*Given problem*: Gather the lines that hold the string "Earth".

*Rows*:
▼

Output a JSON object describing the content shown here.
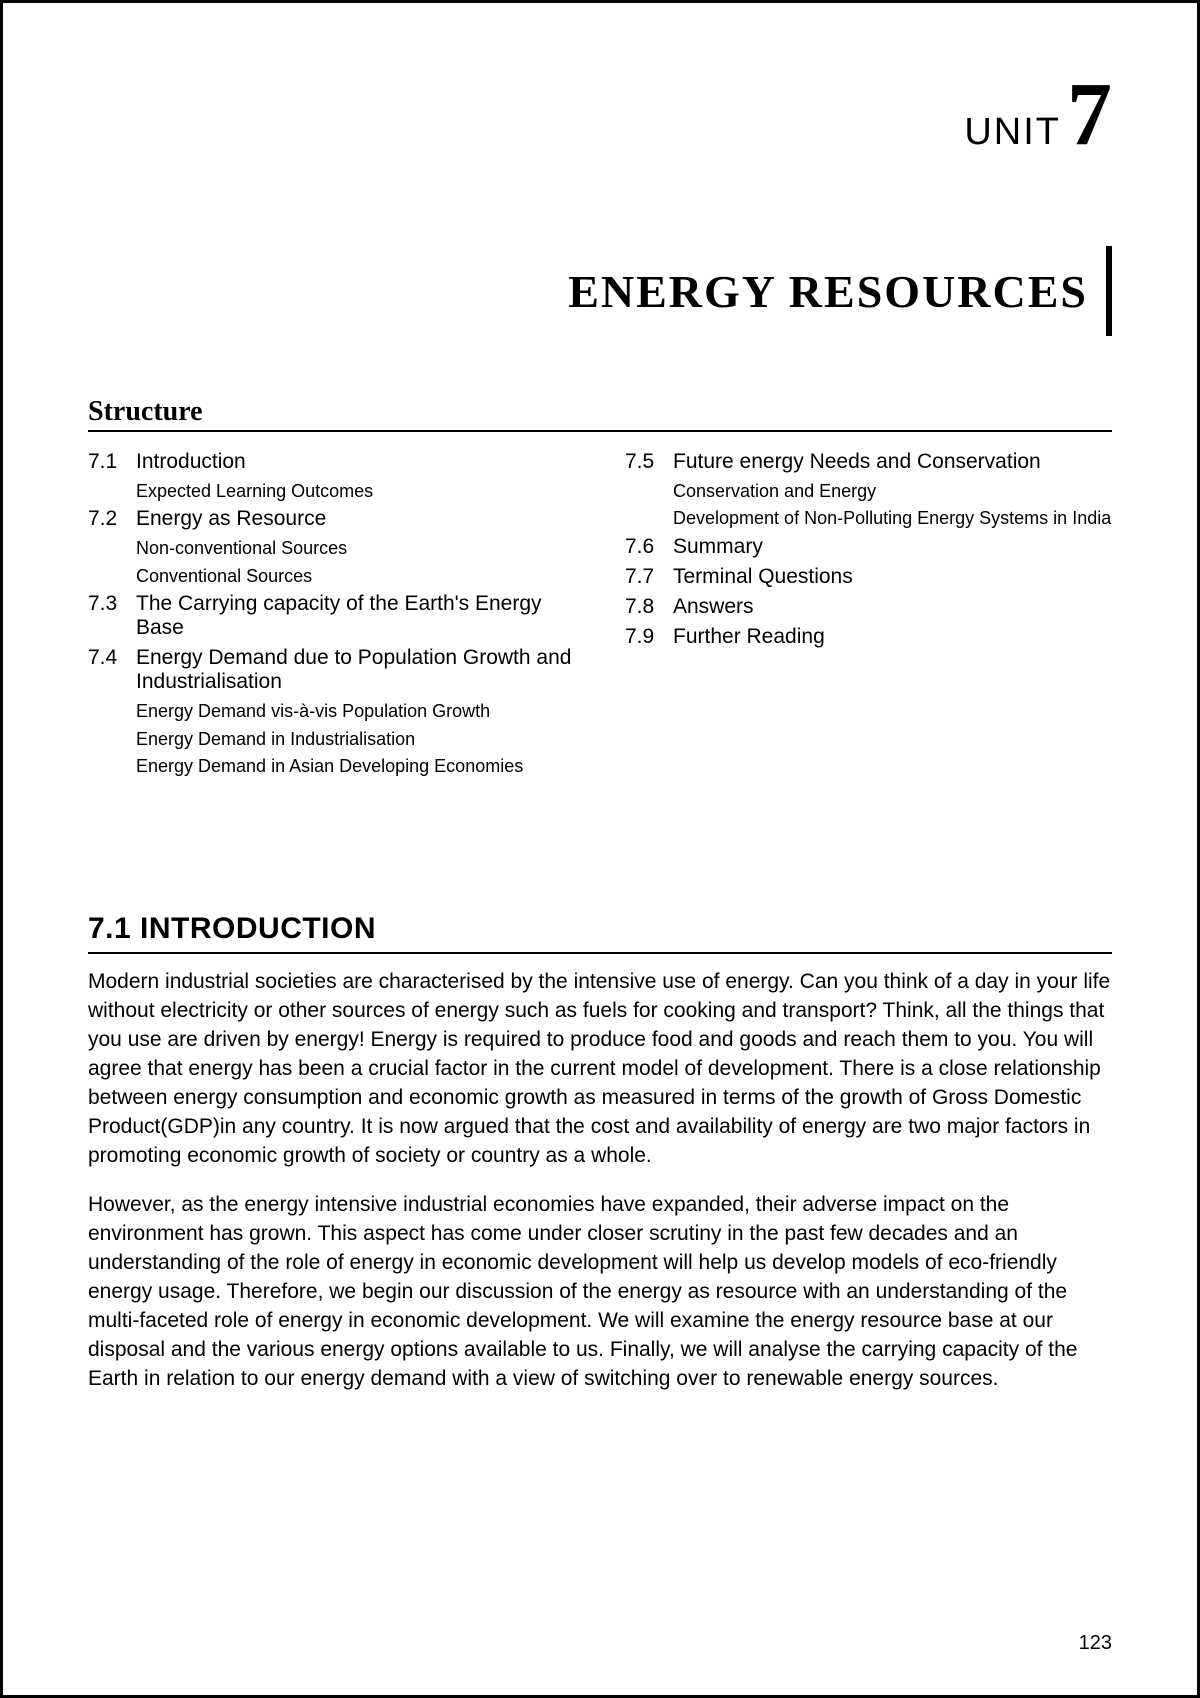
{
  "unit": {
    "label": "UNIT",
    "number": "7"
  },
  "title": "ENERGY RESOURCES",
  "structure_heading": "Structure",
  "toc_left": [
    {
      "num": "7.1",
      "text": "Introduction",
      "subs": [
        "Expected Learning Outcomes"
      ]
    },
    {
      "num": "7.2",
      "text": "Energy as Resource",
      "subs": [
        "Non-conventional Sources",
        "Conventional Sources"
      ]
    },
    {
      "num": "7.3",
      "text": "The Carrying capacity of the Earth's Energy Base",
      "subs": []
    },
    {
      "num": "7.4",
      "text": "Energy Demand due to Population Growth and Industrialisation",
      "subs": [
        "Energy Demand vis-à-vis Population Growth",
        "Energy Demand in Industrialisation",
        "Energy Demand in Asian Developing Economies"
      ]
    }
  ],
  "toc_right": [
    {
      "num": "7.5",
      "text": "Future energy Needs and Conservation",
      "subs": [
        "Conservation and Energy",
        "Development of Non-Polluting Energy Systems in India"
      ]
    },
    {
      "num": "7.6",
      "text": "Summary",
      "subs": []
    },
    {
      "num": "7.7",
      "text": "Terminal Questions",
      "subs": []
    },
    {
      "num": "7.8",
      "text": "Answers",
      "subs": []
    },
    {
      "num": "7.9",
      "text": "Further Reading",
      "subs": []
    }
  ],
  "section_heading": "7.1  INTRODUCTION",
  "paragraphs": [
    "Modern industrial societies are characterised by the intensive use of energy. Can you think of a day in your life without electricity or other sources of energy such as fuels for cooking and transport? Think, all the things that you use are driven by energy! Energy is required to produce food and goods and reach them to you. You will agree that energy has been a crucial factor in the current model of development. There is a close relationship between energy consumption and economic growth as measured in terms of the growth of Gross Domestic Product(GDP)in any country. It is now argued that the cost and availability of energy are two major factors in promoting economic growth of society or country as a whole.",
    "However, as the energy intensive industrial economies have expanded, their adverse impact on the environment has grown. This aspect has come under closer scrutiny in the past few decades and an understanding of the role of energy in economic development will help us develop models of eco-friendly energy usage. Therefore, we begin our discussion of the energy as resource with an understanding of the multi-faceted role of energy in economic development. We will examine the energy resource base at our disposal and the various energy options available to us. Finally, we will analyse the carrying capacity of the Earth in relation to our energy demand with a view of switching over to renewable energy sources."
  ],
  "page_number": "123"
}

▲

*Answer below*:
      "text": "The Carrying capacity of the Earth's Energy Base",
    "However, as the energy intensive industrial economies have expanded, their adverse impact on the environment has grown. This aspect has come under closer scrutiny in the past few decades and an understanding of the role of energy in economic development will help us develop models of eco-friendly energy usage. Therefore, we begin our discussion of the energy as resource with an understanding of the multi-faceted role of energy in economic development. We will examine the energy resource base at our disposal and the various energy options available to us. Finally, we will analyse the carrying capacity of the Earth in relation to our energy demand with a view of switching over to renewable energy sources."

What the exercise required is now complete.